(Figure data in JSON)
◆ ◆ ◆ ◆

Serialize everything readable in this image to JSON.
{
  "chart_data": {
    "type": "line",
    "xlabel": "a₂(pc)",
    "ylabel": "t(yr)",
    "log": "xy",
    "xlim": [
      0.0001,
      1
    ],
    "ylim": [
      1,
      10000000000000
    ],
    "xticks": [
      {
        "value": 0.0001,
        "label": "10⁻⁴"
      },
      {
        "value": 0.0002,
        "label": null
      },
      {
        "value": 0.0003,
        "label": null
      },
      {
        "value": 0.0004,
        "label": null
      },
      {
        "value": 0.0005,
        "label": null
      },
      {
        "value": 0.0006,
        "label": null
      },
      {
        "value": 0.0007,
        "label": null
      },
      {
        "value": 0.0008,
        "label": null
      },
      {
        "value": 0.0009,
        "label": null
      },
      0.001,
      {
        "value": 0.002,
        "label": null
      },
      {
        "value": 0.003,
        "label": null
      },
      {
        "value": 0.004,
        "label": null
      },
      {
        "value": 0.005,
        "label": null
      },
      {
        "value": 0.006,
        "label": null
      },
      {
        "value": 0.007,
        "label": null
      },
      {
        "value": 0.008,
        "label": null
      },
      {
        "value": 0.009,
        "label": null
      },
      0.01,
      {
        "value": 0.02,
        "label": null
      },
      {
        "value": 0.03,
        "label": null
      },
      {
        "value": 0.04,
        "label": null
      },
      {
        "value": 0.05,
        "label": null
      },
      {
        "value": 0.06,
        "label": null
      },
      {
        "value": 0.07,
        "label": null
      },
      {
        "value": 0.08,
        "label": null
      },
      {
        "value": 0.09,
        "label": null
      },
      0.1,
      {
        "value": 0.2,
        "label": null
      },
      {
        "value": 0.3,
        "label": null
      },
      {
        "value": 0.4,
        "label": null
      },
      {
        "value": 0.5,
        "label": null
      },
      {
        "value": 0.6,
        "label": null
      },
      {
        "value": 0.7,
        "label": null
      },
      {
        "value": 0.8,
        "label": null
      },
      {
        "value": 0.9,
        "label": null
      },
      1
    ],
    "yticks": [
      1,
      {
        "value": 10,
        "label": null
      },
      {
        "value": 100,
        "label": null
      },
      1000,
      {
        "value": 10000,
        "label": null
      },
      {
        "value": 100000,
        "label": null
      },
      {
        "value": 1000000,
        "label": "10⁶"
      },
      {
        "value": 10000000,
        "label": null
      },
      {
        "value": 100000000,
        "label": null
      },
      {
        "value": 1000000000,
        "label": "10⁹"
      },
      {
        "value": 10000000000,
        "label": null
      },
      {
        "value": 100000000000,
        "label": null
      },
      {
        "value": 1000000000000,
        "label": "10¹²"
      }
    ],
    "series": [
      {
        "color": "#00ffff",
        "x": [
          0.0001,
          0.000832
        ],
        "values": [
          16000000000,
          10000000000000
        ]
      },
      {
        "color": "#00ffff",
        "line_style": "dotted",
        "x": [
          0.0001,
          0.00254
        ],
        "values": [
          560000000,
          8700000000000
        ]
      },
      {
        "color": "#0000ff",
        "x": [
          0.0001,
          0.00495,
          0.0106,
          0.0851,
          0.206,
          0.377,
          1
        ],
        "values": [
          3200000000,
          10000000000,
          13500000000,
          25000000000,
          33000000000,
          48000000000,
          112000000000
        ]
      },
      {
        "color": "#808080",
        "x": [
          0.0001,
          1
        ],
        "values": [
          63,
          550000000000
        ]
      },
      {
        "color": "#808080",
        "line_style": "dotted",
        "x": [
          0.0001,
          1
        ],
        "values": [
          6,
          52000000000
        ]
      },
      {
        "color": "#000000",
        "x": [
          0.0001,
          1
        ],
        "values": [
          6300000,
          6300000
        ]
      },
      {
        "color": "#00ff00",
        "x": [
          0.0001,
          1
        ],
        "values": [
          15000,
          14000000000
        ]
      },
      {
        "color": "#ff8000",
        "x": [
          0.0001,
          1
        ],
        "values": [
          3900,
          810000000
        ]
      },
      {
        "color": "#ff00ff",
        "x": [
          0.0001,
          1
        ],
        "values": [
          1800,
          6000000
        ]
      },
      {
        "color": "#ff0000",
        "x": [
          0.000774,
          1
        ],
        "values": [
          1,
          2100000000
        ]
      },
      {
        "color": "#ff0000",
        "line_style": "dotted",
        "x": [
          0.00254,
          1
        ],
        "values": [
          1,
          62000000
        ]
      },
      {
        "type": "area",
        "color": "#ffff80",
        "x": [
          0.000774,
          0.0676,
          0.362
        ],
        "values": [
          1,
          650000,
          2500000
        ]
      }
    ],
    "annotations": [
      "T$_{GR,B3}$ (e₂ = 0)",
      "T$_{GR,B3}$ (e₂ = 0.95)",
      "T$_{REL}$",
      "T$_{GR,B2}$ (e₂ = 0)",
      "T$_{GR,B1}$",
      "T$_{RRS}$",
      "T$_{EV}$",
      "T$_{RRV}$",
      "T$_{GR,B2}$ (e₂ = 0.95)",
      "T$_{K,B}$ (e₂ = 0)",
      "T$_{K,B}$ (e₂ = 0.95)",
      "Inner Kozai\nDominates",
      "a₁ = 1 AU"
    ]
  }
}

◆ ◆ ◆ ◆

Exactly reproduce every record.

> [Reply to the exercise]
Serialize everything readable in this image to JSON.
{
  "chart_data": {
    "type": "line",
    "xlabel": "a₂(pc)",
    "ylabel": "t(yr)",
    "log": "xy",
    "xlim": [
      0.0001,
      1
    ],
    "ylim": [
      1,
      10000000000000
    ],
    "xticks": [
      {
        "value": 0.0001,
        "label": "10⁻⁴"
      },
      {
        "value": 0.0002,
        "label": null
      },
      {
        "value": 0.0003,
        "label": null
      },
      {
        "value": 0.0004,
        "label": null
      },
      {
        "value": 0.0005,
        "label": null
      },
      {
        "value": 0.0006,
        "label": null
      },
      {
        "value": 0.0007,
        "label": null
      },
      {
        "value": 0.0008,
        "label": null
      },
      {
        "value": 0.0009,
        "label": null
      },
      0.001,
      {
        "value": 0.002,
        "label": null
      },
      {
        "value": 0.003,
        "label": null
      },
      {
        "value": 0.004,
        "label": null
      },
      {
        "value": 0.005,
        "label": null
      },
      {
        "value": 0.006,
        "label": null
      },
      {
        "value": 0.007,
        "label": null
      },
      {
        "value": 0.008,
        "label": null
      },
      {
        "value": 0.009,
        "label": null
      },
      0.01,
      {
        "value": 0.02,
        "label": null
      },
      {
        "value": 0.03,
        "label": null
      },
      {
        "value": 0.04,
        "label": null
      },
      {
        "value": 0.05,
        "label": null
      },
      {
        "value": 0.06,
        "label": null
      },
      {
        "value": 0.07,
        "label": null
      },
      {
        "value": 0.08,
        "label": null
      },
      {
        "value": 0.09,
        "label": null
      },
      0.1,
      {
        "value": 0.2,
        "label": null
      },
      {
        "value": 0.3,
        "label": null
      },
      {
        "value": 0.4,
        "label": null
      },
      {
        "value": 0.5,
        "label": null
      },
      {
        "value": 0.6,
        "label": null
      },
      {
        "value": 0.7,
        "label": null
      },
      {
        "value": 0.8,
        "label": null
      },
      {
        "value": 0.9,
        "label": null
      },
      1
    ],
    "yticks": [
      1,
      {
        "value": 10,
        "label": null
      },
      {
        "value": 100,
        "label": null
      },
      1000,
      {
        "value": 10000,
        "label": null
      },
      {
        "value": 100000,
        "label": null
      },
      {
        "value": 1000000,
        "label": "10⁶"
      },
      {
        "value": 10000000,
        "label": null
      },
      {
        "value": 100000000,
        "label": null
      },
      {
        "value": 1000000000,
        "label": "10⁹"
      },
      {
        "value": 10000000000,
        "label": null
      },
      {
        "value": 100000000000,
        "label": null
      },
      {
        "value": 1000000000000,
        "label": "10¹²"
      }
    ],
    "series": [
      {
        "color": "#00ffff",
        "x": [
          0.0001,
          0.000832
        ],
        "values": [
          16000000000,
          10000000000000
        ]
      },
      {
        "color": "#00ffff",
        "line_style": "dotted",
        "x": [
          0.0001,
          0.00254
        ],
        "values": [
          560000000,
          8700000000000
        ]
      },
      {
        "color": "#0000ff",
        "x": [
          0.0001,
          0.00495,
          0.0106,
          0.0851,
          0.206,
          0.377,
          1
        ],
        "values": [
          3200000000,
          10000000000,
          13500000000,
          25000000000,
          33000000000,
          48000000000,
          112000000000
        ]
      },
      {
        "color": "#808080",
        "x": [
          0.0001,
          1
        ],
        "values": [
          63,
          550000000000
        ]
      },
      {
        "color": "#808080",
        "line_style": "dotted",
        "x": [
          0.0001,
          1
        ],
        "values": [
          6,
          52000000000
        ]
      },
      {
        "color": "#000000",
        "x": [
          0.0001,
          1
        ],
        "values": [
          6300000,
          6300000
        ]
      },
      {
        "color": "#00ff00",
        "x": [
          0.0001,
          1
        ],
        "values": [
          15000,
          14000000000
        ]
      },
      {
        "color": "#ff8000",
        "x": [
          0.0001,
          1
        ],
        "values": [
          3900,
          810000000
        ]
      },
      {
        "color": "#ff00ff",
        "x": [
          0.0001,
          1
        ],
        "values": [
          1800,
          6000000
        ]
      },
      {
        "color": "#ff0000",
        "x": [
          0.000774,
          1
        ],
        "values": [
          1,
          2100000000
        ]
      },
      {
        "color": "#ff0000",
        "line_style": "dotted",
        "x": [
          0.00254,
          1
        ],
        "values": [
          1,
          62000000
        ]
      },
      {
        "type": "area",
        "color": "#ffff80",
        "x": [
          0.000774,
          0.0676,
          0.362
        ],
        "values": [
          1,
          650000,
          2500000
        ]
      }
    ],
    "annotations": [
      "T$_{GR,B3}$ (e₂ = 0)",
      "T$_{GR,B3}$ (e₂ = 0.95)",
      "T$_{REL}$",
      "T$_{GR,B2}$ (e₂ = 0)",
      "T$_{GR,B1}$",
      "T$_{RRS}$",
      "T$_{EV}$",
      "T$_{RRV}$",
      "T$_{GR,B2}$ (e₂ = 0.95)",
      "T$_{K,B}$ (e₂ = 0)",
      "T$_{K,B}$ (e₂ = 0.95)",
      "Inner Kozai\nDominates",
      "a₁ = 1 AU"
    ]
  }
}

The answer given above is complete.